• **SHORT TASK**:
Find the word "text" in the records below. List each line containing it.

(Data excerpts)
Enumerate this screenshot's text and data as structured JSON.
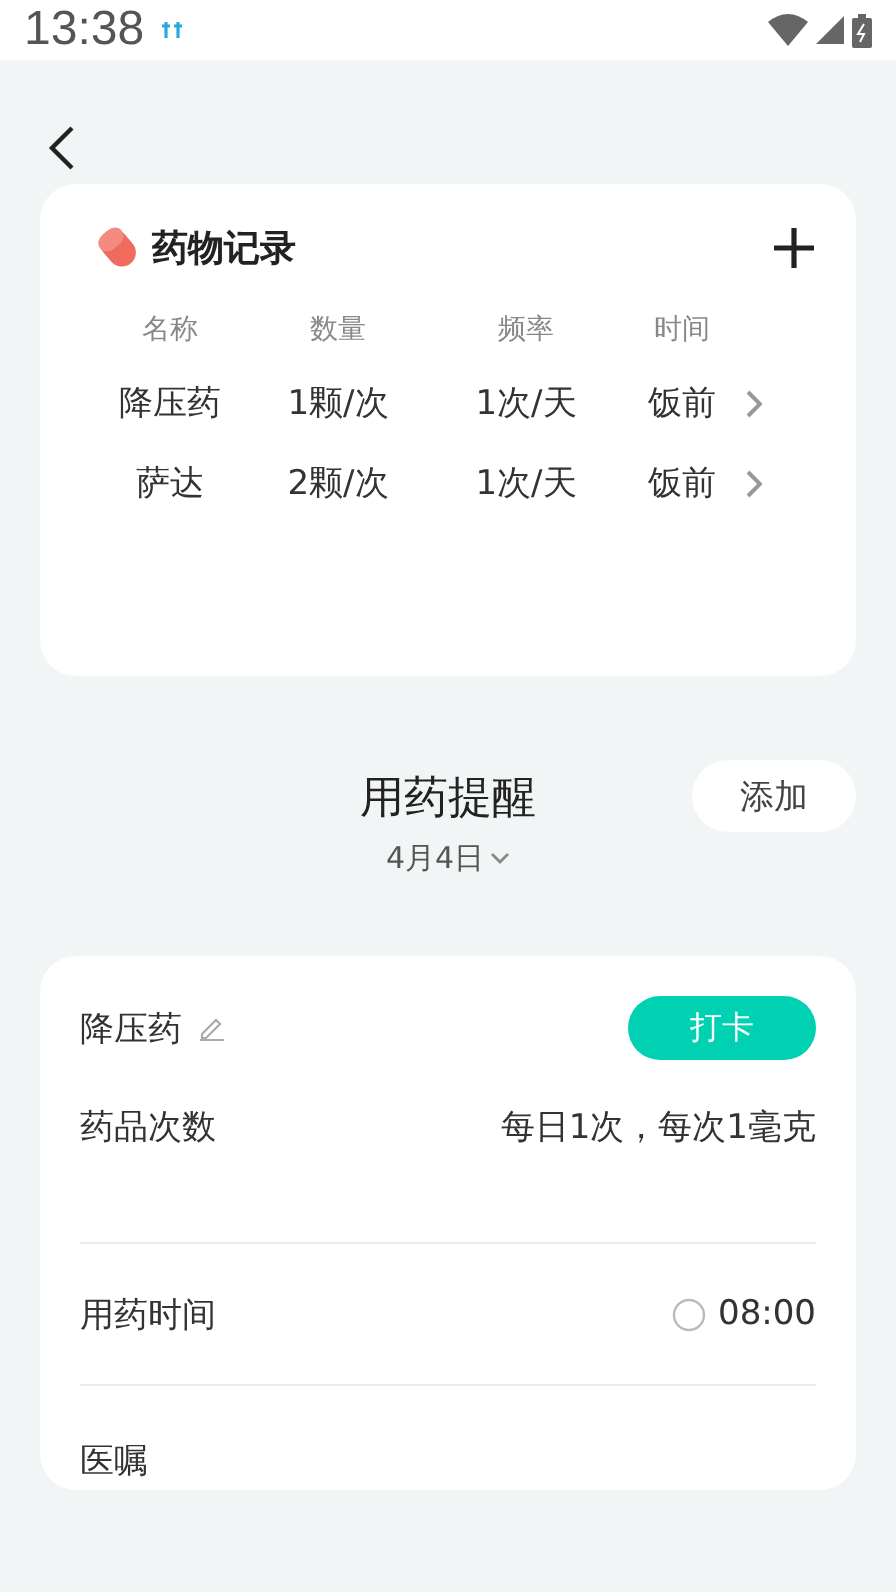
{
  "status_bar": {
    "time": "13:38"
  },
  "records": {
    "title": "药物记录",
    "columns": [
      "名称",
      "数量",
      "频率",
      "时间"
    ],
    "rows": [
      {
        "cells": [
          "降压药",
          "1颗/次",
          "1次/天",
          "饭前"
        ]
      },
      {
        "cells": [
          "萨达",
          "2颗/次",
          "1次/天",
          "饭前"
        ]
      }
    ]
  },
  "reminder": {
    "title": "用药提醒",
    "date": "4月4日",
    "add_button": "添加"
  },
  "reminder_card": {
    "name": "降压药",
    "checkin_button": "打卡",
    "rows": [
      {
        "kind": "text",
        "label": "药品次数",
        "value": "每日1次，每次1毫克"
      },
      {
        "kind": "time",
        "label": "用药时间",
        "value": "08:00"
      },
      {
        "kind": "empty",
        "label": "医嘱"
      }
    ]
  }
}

• **REPLY TO THE EXERCISE**:
Enumerate this screenshot's text and data as structured JSON.
        "kind": "text",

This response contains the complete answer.